> **Goal**
Repeat, exactly and only, the lines from the one containing "Convert this screenshot" to the last line, inclusive; do not repeat the pictures.

(Figure dataset records)
----
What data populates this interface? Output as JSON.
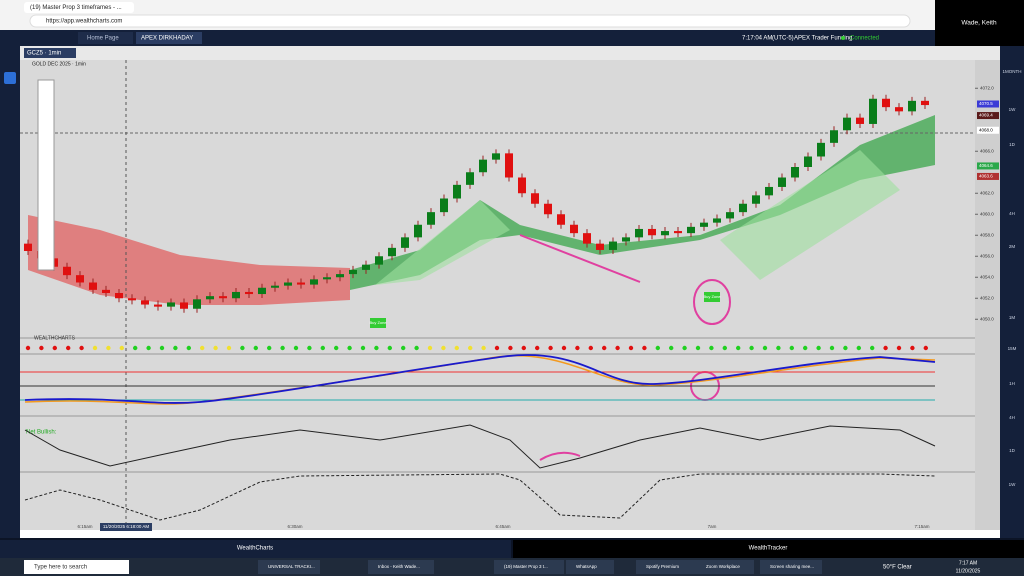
{
  "browser": {
    "tab": "(19) Master Prop 3 timeframes - ...",
    "url": "https://app.wealthcharts.com"
  },
  "user": "Wade, Keith",
  "app_tabs": [
    "Home Page",
    "APEX DIRKHADAY"
  ],
  "status": {
    "time": "7:17:04 AM",
    "zone": "(UTC-5)",
    "account": "APEX Trader Funding",
    "connection": "Connected"
  },
  "chart": {
    "type": "candlestick",
    "symbol_tab": "GCZ5 · 1min",
    "title": "GOLD DEC 2025 · 1min",
    "indicator": "WEALTHCHARTS",
    "sentiment": "Net Bullish:",
    "zones": [
      "Buy Zone",
      "Buy Zone"
    ],
    "cursor_time": "11/20/2025 6:18:00 AM",
    "times": [
      "6:15am",
      "6:30am",
      "6:45am",
      "7am",
      "7:15am"
    ],
    "ylim": [
      4048.5,
      4074.5
    ],
    "yticks": [
      {
        "value": 4050,
        "label": "4050.0"
      },
      {
        "value": 4052,
        "label": "4052.0"
      },
      {
        "value": 4054,
        "label": "4054.0"
      },
      {
        "value": 4056,
        "label": "4056.0"
      },
      {
        "value": 4058,
        "label": "4058.0"
      },
      {
        "value": 4060,
        "label": "4060.0"
      },
      {
        "value": 4062,
        "label": "4062.0"
      },
      {
        "value": 4066,
        "label": "4066.0"
      },
      {
        "value": 4072,
        "label": "4072.0"
      }
    ],
    "price_tags": [
      {
        "value": 4070.5,
        "label": "4070.5",
        "color": "#3b3bd6"
      },
      {
        "value": 4069.4,
        "label": "4069.4",
        "color": "#5a1a1a"
      },
      {
        "value": 4068.0,
        "label": "4068.0",
        "color": "#ffffff"
      },
      {
        "value": 4064.6,
        "label": "4064.6",
        "color": "#2aa84a"
      },
      {
        "value": 4063.6,
        "label": "4063.6",
        "color": "#b03030"
      }
    ],
    "candles": {
      "open": [
        4057.2,
        4056.5,
        4055.8,
        4055.0,
        4054.2,
        4053.5,
        4052.8,
        4052.5,
        4052.0,
        4051.8,
        4051.4,
        4051.2,
        4051.6,
        4051.0,
        4051.9,
        4052.2,
        4052.0,
        4052.6,
        4052.4,
        4053.0,
        4053.2,
        4053.5,
        4053.3,
        4053.8,
        4054.0,
        4054.3,
        4054.7,
        4055.2,
        4056.0,
        4056.8,
        4057.8,
        4059.0,
        4060.2,
        4061.5,
        4062.8,
        4064.0,
        4065.2,
        4065.8,
        4063.5,
        4062.0,
        4061.0,
        4060.0,
        4059.0,
        4058.2,
        4057.2,
        4056.6,
        4057.4,
        4057.8,
        4058.6,
        4058.0,
        4058.4,
        4058.2,
        4058.8,
        4059.2,
        4059.6,
        4060.2,
        4061.0,
        4061.8,
        4062.6,
        4063.5,
        4064.5,
        4065.5,
        4066.8,
        4068.0,
        4069.2,
        4068.6,
        4071.0,
        4070.2,
        4069.8,
        4070.8
      ],
      "close": [
        4056.5,
        4055.8,
        4055.0,
        4054.2,
        4053.5,
        4052.8,
        4052.5,
        4052.0,
        4051.8,
        4051.4,
        4051.2,
        4051.6,
        4051.0,
        4051.9,
        4052.2,
        4052.0,
        4052.6,
        4052.4,
        4053.0,
        4053.2,
        4053.5,
        4053.3,
        4053.8,
        4054.0,
        4054.3,
        4054.7,
        4055.2,
        4056.0,
        4056.8,
        4057.8,
        4059.0,
        4060.2,
        4061.5,
        4062.8,
        4064.0,
        4065.2,
        4065.8,
        4063.5,
        4062.0,
        4061.0,
        4060.0,
        4059.0,
        4058.2,
        4057.2,
        4056.6,
        4057.4,
        4057.8,
        4058.6,
        4058.0,
        4058.4,
        4058.2,
        4058.8,
        4059.2,
        4059.6,
        4060.2,
        4061.0,
        4061.8,
        4062.6,
        4063.5,
        4064.5,
        4065.5,
        4066.8,
        4068.0,
        4069.2,
        4068.6,
        4071.0,
        4070.2,
        4069.8,
        4070.8,
        4070.4
      ]
    }
  },
  "timeframes": [
    "1MONTH",
    "1W",
    "1D",
    "4H",
    "2M",
    "1M",
    "15M",
    "1H",
    "4H",
    "1D",
    "1W"
  ],
  "footer": [
    "WealthCharts",
    "WealthTracker"
  ],
  "taskbar": {
    "search": "Type here to search",
    "apps": [
      "UNIVERSAL TRACKI...",
      "Inbox - Keith Wade...",
      "(19) Master Prop 3 t...",
      "WhatsApp",
      "Spotify Premium",
      "Zoom Workplace",
      "Screen sharing mee..."
    ],
    "weather": "50°F Clear",
    "time": "7:17 AM",
    "date": "11/20/2025"
  }
}
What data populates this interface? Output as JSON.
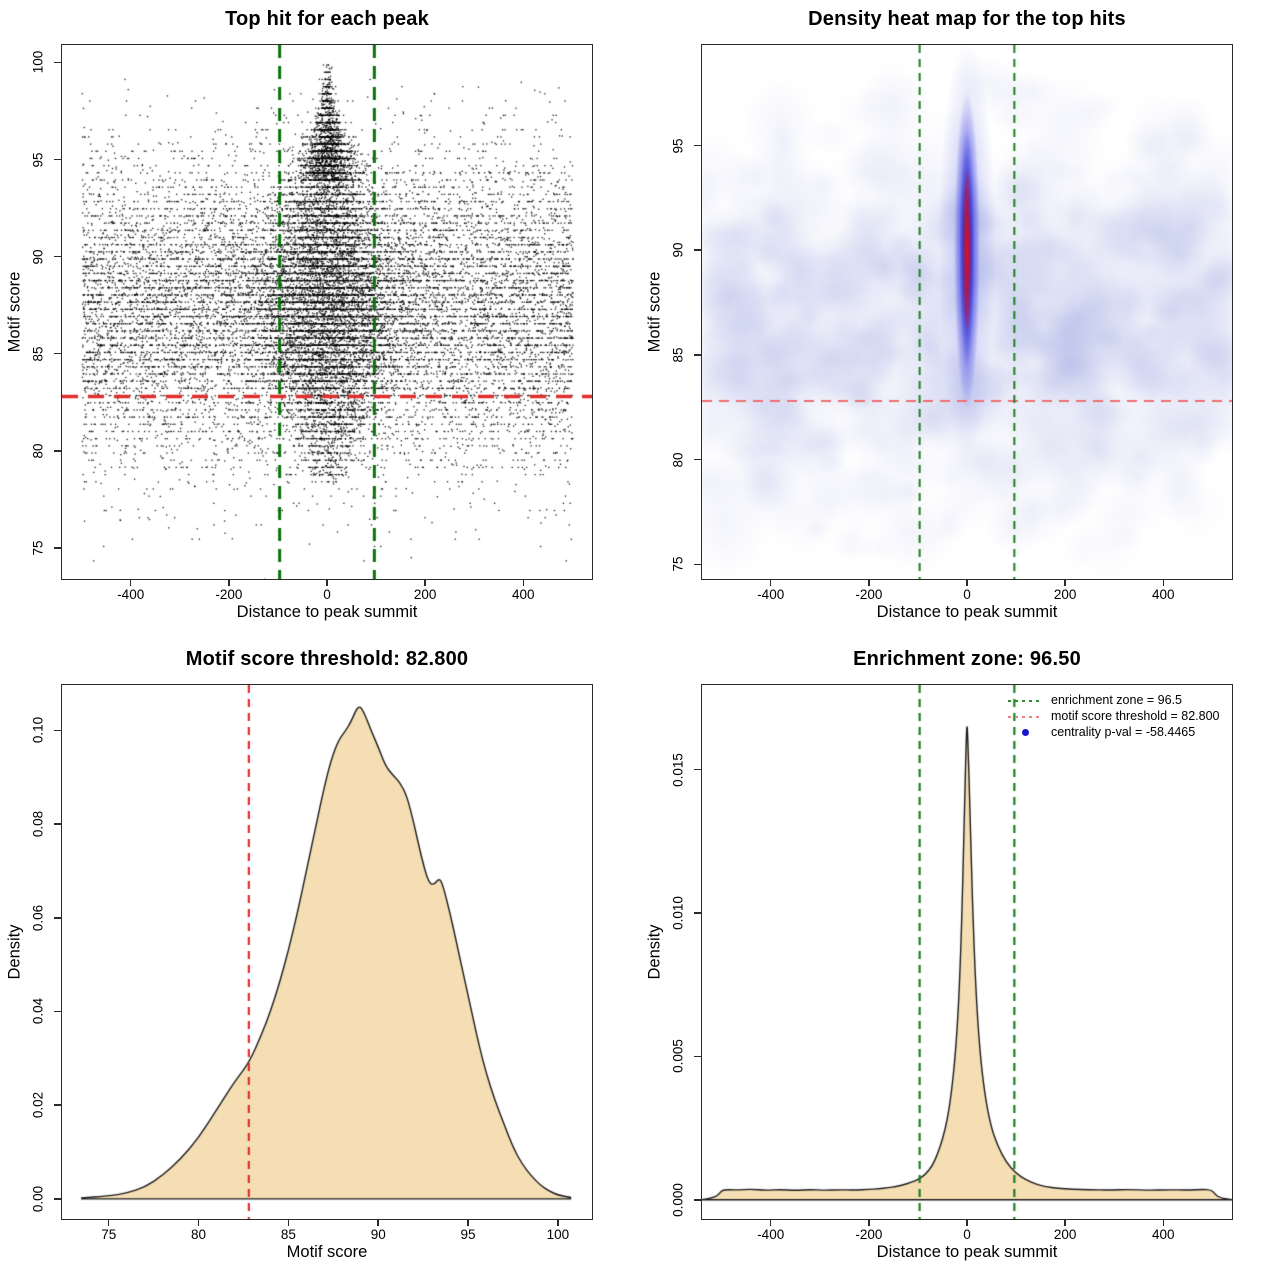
{
  "figure": {
    "background": "#ffffff",
    "box_color": "#2a2a2a"
  },
  "stats": {
    "motif_score_threshold": "82.800",
    "enrichment_zone": "96.5",
    "centrality_pval": "-58.4465"
  },
  "chart_data": [
    {
      "type": "scatter",
      "panel": "top-left",
      "title": "Top hit for each peak",
      "xlabel": "Distance to peak summit",
      "ylabel": "Motif score",
      "xlim": [
        -540,
        540
      ],
      "ylim": [
        73.4,
        100.9
      ],
      "x_ticks": [
        {
          "v": -400,
          "label": "-400"
        },
        {
          "v": -200,
          "label": "-200"
        },
        {
          "v": 0,
          "label": "0"
        },
        {
          "v": 200,
          "label": "200"
        },
        {
          "v": 400,
          "label": "400"
        }
      ],
      "y_ticks": [
        {
          "v": 75,
          "label": "75"
        },
        {
          "v": 80,
          "label": "80"
        },
        {
          "v": 85,
          "label": "85"
        },
        {
          "v": 90,
          "label": "90"
        },
        {
          "v": 95,
          "label": "95"
        },
        {
          "v": 100,
          "label": "100"
        }
      ],
      "point_color": "#000000",
      "points_model": {
        "seed": 20240817,
        "n_background": 12500,
        "bg_x_range": [
          -500,
          500
        ],
        "bg_y_mean": 87.3,
        "bg_y_sd": 3.9,
        "n_central": 9500,
        "central_y_mean": 88.0,
        "central_y_sd": 4.3,
        "needle_frac": 0.16,
        "needle_y_base": 94,
        "needle_y_sd": 2.0,
        "band_quantum": 0.37,
        "band_prob_bg": 0.6,
        "band_prob_central": 0.55
      },
      "enrichment_zone_lines": {
        "value": 96.5,
        "x_positions": [
          -96.5,
          96.5
        ],
        "color": "#0a700a",
        "dash": [
          13,
          8
        ],
        "width": 3
      },
      "threshold_line": {
        "value": 82.8,
        "color": "#e02d2d",
        "dash": [
          16,
          10
        ],
        "width": 3.5
      }
    },
    {
      "type": "heatmap",
      "panel": "top-right",
      "title": "Density heat map for the top hits",
      "xlabel": "Distance to peak summit",
      "ylabel": "Motif score",
      "xlim": [
        -540,
        540
      ],
      "ylim": [
        74.3,
        99.8
      ],
      "x_ticks": [
        {
          "v": -400,
          "label": "-400"
        },
        {
          "v": -200,
          "label": "-200"
        },
        {
          "v": 0,
          "label": "0"
        },
        {
          "v": 200,
          "label": "200"
        },
        {
          "v": 400,
          "label": "400"
        }
      ],
      "y_ticks": [
        {
          "v": 75,
          "label": "75"
        },
        {
          "v": 80,
          "label": "80"
        },
        {
          "v": 85,
          "label": "85"
        },
        {
          "v": 90,
          "label": "90"
        },
        {
          "v": 95,
          "label": "95"
        }
      ],
      "noise": {
        "seed": 99,
        "count": 780,
        "score_mean": 86.5,
        "score_sd": 4.5,
        "color_rgb": [
          155,
          165,
          225
        ]
      },
      "hotspot": {
        "x_center": 0,
        "score_center": 90,
        "glow": {
          "x_halfwidth_units": 118,
          "score_halfheight": 10.0,
          "rgba": [
            120,
            128,
            230,
            0.5
          ]
        },
        "blue_mid": {
          "x_halfwidth_units": 53,
          "score_halfheight": 7.6,
          "rgba": [
            40,
            40,
            220,
            0.85
          ]
        },
        "blue_deep": {
          "x_halfwidth_units": 31,
          "score_halfheight": 5.7,
          "rgba": [
            22,
            22,
            210,
            0.95
          ]
        },
        "red_core": {
          "x_halfwidth_units": 17,
          "score_halfheight": 4.1,
          "rgba": [
            228,
            20,
            20,
            1
          ]
        }
      },
      "enrichment_zone_lines": {
        "value": 96.5,
        "x_positions": [
          -96.5,
          96.5
        ],
        "color": "#1e7d1e",
        "dash": [
          8,
          6
        ],
        "width": 2
      },
      "threshold_line": {
        "value": 82.8,
        "color": "#ef6f6f",
        "dash": [
          10,
          7
        ],
        "width": 2
      }
    },
    {
      "type": "density",
      "panel": "bottom-left",
      "title": "Motif score threshold: 82.800",
      "xlabel": "Motif score",
      "ylabel": "Density",
      "xlim": [
        72.4,
        101.9
      ],
      "ylim": [
        -0.0043,
        0.1097
      ],
      "x_ticks": [
        {
          "v": 75,
          "label": "75"
        },
        {
          "v": 80,
          "label": "80"
        },
        {
          "v": 85,
          "label": "85"
        },
        {
          "v": 90,
          "label": "90"
        },
        {
          "v": 95,
          "label": "95"
        },
        {
          "v": 100,
          "label": "100"
        }
      ],
      "y_ticks": [
        {
          "v": 0,
          "label": "0.00"
        },
        {
          "v": 0.02,
          "label": "0.02"
        },
        {
          "v": 0.04,
          "label": "0.04"
        },
        {
          "v": 0.06,
          "label": "0.06"
        },
        {
          "v": 0.08,
          "label": "0.08"
        },
        {
          "v": 0.1,
          "label": "0.10"
        }
      ],
      "fill": "#F5DEB3",
      "stroke": "#1a1a1a",
      "curve": {
        "x": [
          73.5,
          75,
          76,
          77,
          78,
          79,
          80,
          81,
          82,
          82.8,
          83.5,
          84,
          84.5,
          85,
          85.5,
          86,
          86.5,
          87,
          87.4,
          87.8,
          88.2,
          88.5,
          88.9,
          89.2,
          89.6,
          90,
          90.4,
          90.8,
          91.2,
          91.6,
          92,
          92.4,
          92.8,
          93.1,
          93.4,
          93.6,
          94,
          94.4,
          94.8,
          95.2,
          95.6,
          96,
          96.5,
          97,
          97.5,
          98,
          98.5,
          99,
          99.5,
          100,
          100.7
        ],
        "y": [
          0.0002,
          0.0006,
          0.0012,
          0.0025,
          0.005,
          0.0085,
          0.013,
          0.019,
          0.025,
          0.029,
          0.035,
          0.04,
          0.046,
          0.053,
          0.061,
          0.07,
          0.079,
          0.088,
          0.094,
          0.098,
          0.1,
          0.102,
          0.1055,
          0.104,
          0.1,
          0.0965,
          0.0925,
          0.0905,
          0.089,
          0.086,
          0.08,
          0.073,
          0.0675,
          0.067,
          0.0685,
          0.067,
          0.061,
          0.054,
          0.047,
          0.04,
          0.033,
          0.027,
          0.021,
          0.016,
          0.011,
          0.0075,
          0.005,
          0.003,
          0.0017,
          0.0008,
          0.0003
        ]
      },
      "threshold_line": {
        "value": 82.8,
        "orientation": "vertical",
        "color": "#e02d2d",
        "dash": [
          8,
          6
        ],
        "width": 2.2
      }
    },
    {
      "type": "density",
      "panel": "bottom-right",
      "title": "Enrichment zone: 96.50",
      "xlabel": "Distance to peak summit",
      "ylabel": "Density",
      "xlim": [
        -540,
        540
      ],
      "ylim": [
        -0.00067,
        0.01795
      ],
      "x_ticks": [
        {
          "v": -400,
          "label": "-400"
        },
        {
          "v": -200,
          "label": "-200"
        },
        {
          "v": 0,
          "label": "0"
        },
        {
          "v": 200,
          "label": "200"
        },
        {
          "v": 400,
          "label": "400"
        }
      ],
      "y_ticks": [
        {
          "v": 0,
          "label": "0.000"
        },
        {
          "v": 0.005,
          "label": "0.005"
        },
        {
          "v": 0.01,
          "label": "0.010"
        },
        {
          "v": 0.015,
          "label": "0.015"
        }
      ],
      "fill": "#F5DEB3",
      "stroke": "#1a1a1a",
      "curve": {
        "x": [
          -540,
          -512,
          -502,
          -495,
          -470,
          -440,
          -410,
          -380,
          -350,
          -320,
          -290,
          -260,
          -230,
          -200,
          -180,
          -160,
          -145,
          -130,
          -115,
          -100,
          -85,
          -70,
          -60,
          -50,
          -40,
          -32,
          -24,
          -17,
          -11,
          -6,
          -2,
          0,
          2,
          6,
          11,
          18,
          26,
          36,
          48,
          62,
          80,
          100,
          120,
          140,
          160,
          185,
          215,
          250,
          290,
          330,
          370,
          410,
          450,
          480,
          495,
          502,
          512,
          540
        ],
        "y": [
          0,
          8e-05,
          0.00028,
          0.00036,
          0.00034,
          0.00037,
          0.00033,
          0.00036,
          0.00032,
          0.00036,
          0.00033,
          0.00035,
          0.00034,
          0.00036,
          0.00038,
          0.00042,
          0.00046,
          0.00052,
          0.0006,
          0.0007,
          0.00088,
          0.0012,
          0.0016,
          0.0021,
          0.0028,
          0.0037,
          0.005,
          0.0068,
          0.0095,
          0.013,
          0.0158,
          0.0167,
          0.0159,
          0.0137,
          0.0104,
          0.0073,
          0.0052,
          0.0037,
          0.0026,
          0.0019,
          0.0013,
          0.00092,
          0.0007,
          0.00055,
          0.00046,
          0.0004,
          0.00037,
          0.00035,
          0.00034,
          0.00036,
          0.00033,
          0.00035,
          0.00034,
          0.00036,
          0.00035,
          0.00028,
          8e-05,
          0
        ]
      },
      "enrichment_zone_lines": {
        "value": 96.5,
        "x_positions": [
          -96.5,
          96.5
        ],
        "color": "#1e7d1e",
        "dash": [
          8,
          6
        ],
        "width": 2.2
      },
      "legend": [
        {
          "label": "enrichment zone = 96.5",
          "glyph": "dotted-line",
          "color": "#2e8b2e"
        },
        {
          "label": "motif score threshold = 82.800",
          "glyph": "dotted-line",
          "color": "#f08080"
        },
        {
          "label": "centrality p-val = -58.4465",
          "glyph": "point",
          "color": "#1414cc"
        }
      ]
    }
  ]
}
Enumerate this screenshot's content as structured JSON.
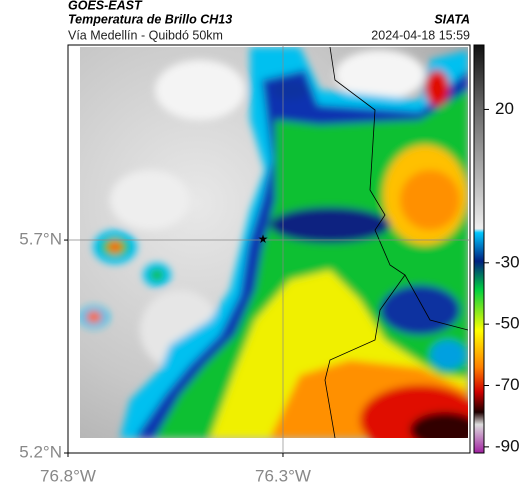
{
  "header": {
    "source": "GOES-EAST",
    "product": "Temperatura de Brillo CH13",
    "route": "Vía Medellín - Quibdó 50km",
    "agency": "SIATA",
    "timestamp": "2024-04-18 15:59"
  },
  "map": {
    "xlim": [
      -76.8,
      -75.865
    ],
    "ylim": [
      5.2,
      6.158
    ],
    "xticks": [
      {
        "value": -76.8,
        "label": "76.8°W"
      },
      {
        "value": -76.3,
        "label": "76.3°W"
      }
    ],
    "yticks": [
      {
        "value": 5.7,
        "label": "5.7°N"
      },
      {
        "value": 5.2,
        "label": "5.2°N"
      }
    ],
    "colorbar": {
      "lim": [
        -92,
        41
      ],
      "ticks": [
        20,
        -30,
        -50,
        -70,
        -90
      ]
    }
  }
}
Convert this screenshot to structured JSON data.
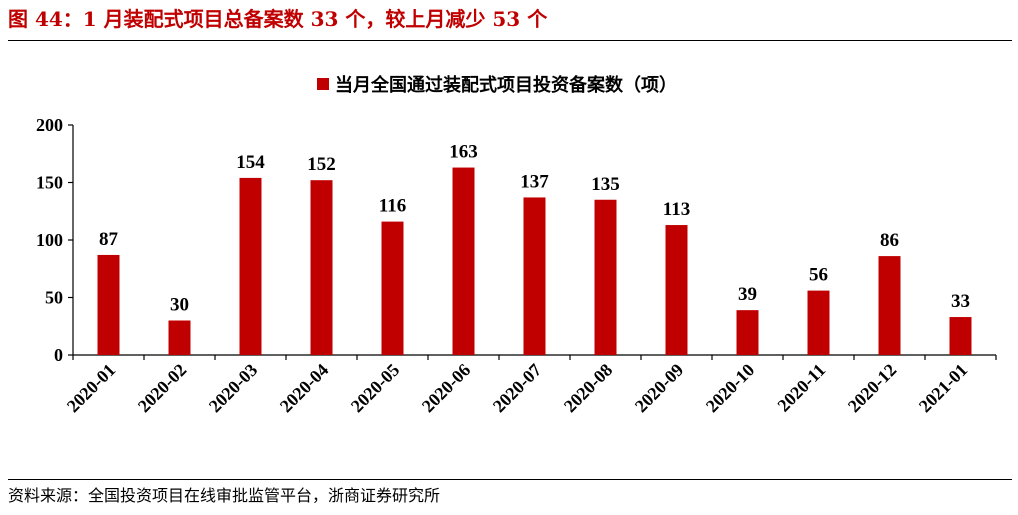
{
  "figure": {
    "title": "图 44：1 月装配式项目总备案数 33 个，较上月减少 53 个",
    "source": "资料来源：全国投资项目在线审批监管平台，浙商证券研究所",
    "title_color": "#C00000"
  },
  "chart_data": {
    "type": "bar",
    "categories": [
      "2020-01",
      "2020-02",
      "2020-03",
      "2020-04",
      "2020-05",
      "2020-06",
      "2020-07",
      "2020-08",
      "2020-09",
      "2020-10",
      "2020-11",
      "2020-12",
      "2021-01"
    ],
    "series": [
      {
        "name": "当月全国通过装配式项目投资备案数（项）",
        "values": [
          87,
          30,
          154,
          152,
          116,
          163,
          137,
          135,
          113,
          39,
          56,
          86,
          33
        ],
        "color": "#C00000"
      }
    ],
    "ylim": [
      0,
      200
    ],
    "yticks": [
      0,
      50,
      100,
      150,
      200
    ],
    "legend_position": "top-center",
    "grid": false,
    "data_labels": true
  }
}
----
> **Expected answer**
Convert this screenshot to structured JSON data.
{
  "figure": {
    "title": "图 44：1 月装配式项目总备案数 33 个，较上月减少 53 个",
    "source": "资料来源：全国投资项目在线审批监管平台，浙商证券研究所",
    "title_color": "#C00000"
  },
  "chart_data": {
    "type": "bar",
    "categories": [
      "2020-01",
      "2020-02",
      "2020-03",
      "2020-04",
      "2020-05",
      "2020-06",
      "2020-07",
      "2020-08",
      "2020-09",
      "2020-10",
      "2020-11",
      "2020-12",
      "2021-01"
    ],
    "series": [
      {
        "name": "当月全国通过装配式项目投资备案数（项）",
        "values": [
          87,
          30,
          154,
          152,
          116,
          163,
          137,
          135,
          113,
          39,
          56,
          86,
          33
        ],
        "color": "#C00000"
      }
    ],
    "ylim": [
      0,
      200
    ],
    "yticks": [
      0,
      50,
      100,
      150,
      200
    ],
    "legend_position": "top-center",
    "grid": false,
    "data_labels": true
  }
}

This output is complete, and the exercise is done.